_TASK INSTRUCTIONS_
Each entry below is to be transcribed exactly.

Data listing
================
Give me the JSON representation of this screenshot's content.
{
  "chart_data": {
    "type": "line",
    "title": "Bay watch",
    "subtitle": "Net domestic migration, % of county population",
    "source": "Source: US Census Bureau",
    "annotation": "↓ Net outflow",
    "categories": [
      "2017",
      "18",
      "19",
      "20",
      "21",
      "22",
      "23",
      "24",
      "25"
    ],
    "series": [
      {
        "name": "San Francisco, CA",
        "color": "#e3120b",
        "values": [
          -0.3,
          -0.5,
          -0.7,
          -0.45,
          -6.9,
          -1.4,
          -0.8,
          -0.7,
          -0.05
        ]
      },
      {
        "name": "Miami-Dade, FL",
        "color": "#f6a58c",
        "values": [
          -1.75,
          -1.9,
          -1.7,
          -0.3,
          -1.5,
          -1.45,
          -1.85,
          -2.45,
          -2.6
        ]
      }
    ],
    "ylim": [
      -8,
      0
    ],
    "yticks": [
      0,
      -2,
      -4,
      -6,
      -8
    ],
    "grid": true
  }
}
================
_FINAL RESULT_
Give me the JSON representation of this screenshot's content.
{
  "chart_data": {
    "type": "line",
    "title": "Bay watch",
    "subtitle": "Net domestic migration, % of county population",
    "source": "Source: US Census Bureau",
    "annotation": "↓ Net outflow",
    "categories": [
      "2017",
      "18",
      "19",
      "20",
      "21",
      "22",
      "23",
      "24",
      "25"
    ],
    "series": [
      {
        "name": "San Francisco, CA",
        "color": "#e3120b",
        "values": [
          -0.3,
          -0.5,
          -0.7,
          -0.45,
          -6.9,
          -1.4,
          -0.8,
          -0.7,
          -0.05
        ]
      },
      {
        "name": "Miami-Dade, FL",
        "color": "#f6a58c",
        "values": [
          -1.75,
          -1.9,
          -1.7,
          -0.3,
          -1.5,
          -1.45,
          -1.85,
          -2.45,
          -2.6
        ]
      }
    ],
    "ylim": [
      -8,
      0
    ],
    "yticks": [
      0,
      -2,
      -4,
      -6,
      -8
    ],
    "grid": true
  }
}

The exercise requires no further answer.